-- begin Records supplied --

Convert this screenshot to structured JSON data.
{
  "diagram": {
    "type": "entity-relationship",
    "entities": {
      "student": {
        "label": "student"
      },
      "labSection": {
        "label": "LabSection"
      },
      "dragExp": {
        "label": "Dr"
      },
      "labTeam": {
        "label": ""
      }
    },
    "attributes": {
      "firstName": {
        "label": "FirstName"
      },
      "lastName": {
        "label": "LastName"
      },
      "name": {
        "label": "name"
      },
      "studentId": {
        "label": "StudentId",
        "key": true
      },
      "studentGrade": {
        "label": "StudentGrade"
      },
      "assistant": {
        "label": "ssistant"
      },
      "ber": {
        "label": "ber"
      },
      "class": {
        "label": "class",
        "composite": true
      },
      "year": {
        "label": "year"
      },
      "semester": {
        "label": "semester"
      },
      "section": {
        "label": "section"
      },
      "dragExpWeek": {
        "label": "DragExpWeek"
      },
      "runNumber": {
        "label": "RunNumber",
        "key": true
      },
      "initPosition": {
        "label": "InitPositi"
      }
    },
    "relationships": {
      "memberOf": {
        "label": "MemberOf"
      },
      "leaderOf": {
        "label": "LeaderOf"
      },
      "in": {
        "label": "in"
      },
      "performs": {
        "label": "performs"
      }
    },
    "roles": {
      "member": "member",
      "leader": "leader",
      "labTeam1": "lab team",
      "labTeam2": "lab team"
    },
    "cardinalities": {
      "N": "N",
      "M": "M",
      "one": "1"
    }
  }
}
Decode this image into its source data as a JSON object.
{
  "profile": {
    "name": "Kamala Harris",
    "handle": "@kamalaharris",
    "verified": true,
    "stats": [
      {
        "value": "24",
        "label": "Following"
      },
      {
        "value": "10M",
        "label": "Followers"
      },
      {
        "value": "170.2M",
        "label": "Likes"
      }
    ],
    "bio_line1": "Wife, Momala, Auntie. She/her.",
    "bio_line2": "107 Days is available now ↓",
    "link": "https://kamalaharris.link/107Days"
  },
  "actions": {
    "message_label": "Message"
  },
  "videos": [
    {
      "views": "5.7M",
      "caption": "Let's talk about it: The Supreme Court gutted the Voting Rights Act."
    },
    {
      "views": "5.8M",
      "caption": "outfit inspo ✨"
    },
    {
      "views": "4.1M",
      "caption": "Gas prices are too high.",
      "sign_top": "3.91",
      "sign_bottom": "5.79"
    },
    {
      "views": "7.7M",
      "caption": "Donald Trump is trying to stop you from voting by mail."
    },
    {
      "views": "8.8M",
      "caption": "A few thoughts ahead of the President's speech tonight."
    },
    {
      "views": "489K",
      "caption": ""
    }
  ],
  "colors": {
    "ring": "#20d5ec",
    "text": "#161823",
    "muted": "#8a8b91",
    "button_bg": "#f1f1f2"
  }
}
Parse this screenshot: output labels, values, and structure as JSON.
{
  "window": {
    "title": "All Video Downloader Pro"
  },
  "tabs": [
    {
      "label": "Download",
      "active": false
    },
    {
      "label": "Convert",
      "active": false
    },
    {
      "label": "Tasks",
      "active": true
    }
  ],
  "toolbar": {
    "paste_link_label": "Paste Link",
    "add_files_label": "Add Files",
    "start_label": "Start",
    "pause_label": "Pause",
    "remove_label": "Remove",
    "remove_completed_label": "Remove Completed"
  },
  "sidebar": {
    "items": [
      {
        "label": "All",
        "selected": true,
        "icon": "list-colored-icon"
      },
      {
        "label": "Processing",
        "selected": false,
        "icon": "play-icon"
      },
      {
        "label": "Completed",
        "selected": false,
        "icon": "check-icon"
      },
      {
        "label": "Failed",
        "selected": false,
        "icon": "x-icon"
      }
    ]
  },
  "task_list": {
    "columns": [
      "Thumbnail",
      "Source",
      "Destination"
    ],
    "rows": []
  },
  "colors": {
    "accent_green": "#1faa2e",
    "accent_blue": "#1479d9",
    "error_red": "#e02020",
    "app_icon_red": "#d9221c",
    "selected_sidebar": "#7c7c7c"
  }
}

-- end Records supplied --

Goal:
Go through the entries and repeat each one exactly.

Finished exercise:
Convert this screenshot to structured JSON data.
{
  "diagram": {
    "type": "entity-relationship",
    "entities": {
      "student": {
        "label": "student"
      },
      "labSection": {
        "label": "LabSection"
      },
      "dragExp": {
        "label": "Dr"
      },
      "labTeam": {
        "label": ""
      }
    },
    "attributes": {
      "firstName": {
        "label": "FirstName"
      },
      "lastName": {
        "label": "LastName"
      },
      "name": {
        "label": "name"
      },
      "studentId": {
        "label": "StudentId",
        "key": true
      },
      "studentGrade": {
        "label": "StudentGrade"
      },
      "assistant": {
        "label": "ssistant"
      },
      "ber": {
        "label": "ber"
      },
      "class": {
        "label": "class",
        "composite": true
      },
      "year": {
        "label": "year"
      },
      "semester": {
        "label": "semester"
      },
      "section": {
        "label": "section"
      },
      "dragExpWeek": {
        "label": "DragExpWeek"
      },
      "runNumber": {
        "label": "RunNumber",
        "key": true
      },
      "initPosition": {
        "label": "InitPositi"
      }
    },
    "relationships": {
      "memberOf": {
        "label": "MemberOf"
      },
      "leaderOf": {
        "label": "LeaderOf"
      },
      "in": {
        "label": "in"
      },
      "performs": {
        "label": "performs"
      }
    },
    "roles": {
      "member": "member",
      "leader": "leader",
      "labTeam1": "lab team",
      "labTeam2": "lab team"
    },
    "cardinalities": {
      "N": "N",
      "M": "M",
      "one": "1"
    }
  }
}
Decode this image into its source data as a JSON object.
{
  "profile": {
    "name": "Kamala Harris",
    "handle": "@kamalaharris",
    "verified": true,
    "stats": [
      {
        "value": "24",
        "label": "Following"
      },
      {
        "value": "10M",
        "label": "Followers"
      },
      {
        "value": "170.2M",
        "label": "Likes"
      }
    ],
    "bio_line1": "Wife, Momala, Auntie. She/her.",
    "bio_line2": "107 Days is available now ↓",
    "link": "https://kamalaharris.link/107Days"
  },
  "actions": {
    "message_label": "Message"
  },
  "videos": [
    {
      "views": "5.7M",
      "caption": "Let's talk about it: The Supreme Court gutted the Voting Rights Act."
    },
    {
      "views": "5.8M",
      "caption": "outfit inspo ✨"
    },
    {
      "views": "4.1M",
      "caption": "Gas prices are too high.",
      "sign_top": "3.91",
      "sign_bottom": "5.79"
    },
    {
      "views": "7.7M",
      "caption": "Donald Trump is trying to stop you from voting by mail."
    },
    {
      "views": "8.8M",
      "caption": "A few thoughts ahead of the President's speech tonight."
    },
    {
      "views": "489K",
      "caption": ""
    }
  ],
  "colors": {
    "ring": "#20d5ec",
    "text": "#161823",
    "muted": "#8a8b91",
    "button_bg": "#f1f1f2"
  }
}
Parse this screenshot: output labels, values, and structure as JSON.
{
  "window": {
    "title": "All Video Downloader Pro"
  },
  "tabs": [
    {
      "label": "Download",
      "active": false
    },
    {
      "label": "Convert",
      "active": false
    },
    {
      "label": "Tasks",
      "active": true
    }
  ],
  "toolbar": {
    "paste_link_label": "Paste Link",
    "add_files_label": "Add Files",
    "start_label": "Start",
    "pause_label": "Pause",
    "remove_label": "Remove",
    "remove_completed_label": "Remove Completed"
  },
  "sidebar": {
    "items": [
      {
        "label": "All",
        "selected": true,
        "icon": "list-colored-icon"
      },
      {
        "label": "Processing",
        "selected": false,
        "icon": "play-icon"
      },
      {
        "label": "Completed",
        "selected": false,
        "icon": "check-icon"
      },
      {
        "label": "Failed",
        "selected": false,
        "icon": "x-icon"
      }
    ]
  },
  "task_list": {
    "columns": [
      "Thumbnail",
      "Source",
      "Destination"
    ],
    "rows": []
  },
  "colors": {
    "accent_green": "#1faa2e",
    "accent_blue": "#1479d9",
    "error_red": "#e02020",
    "app_icon_red": "#d9221c",
    "selected_sidebar": "#7c7c7c"
  }
}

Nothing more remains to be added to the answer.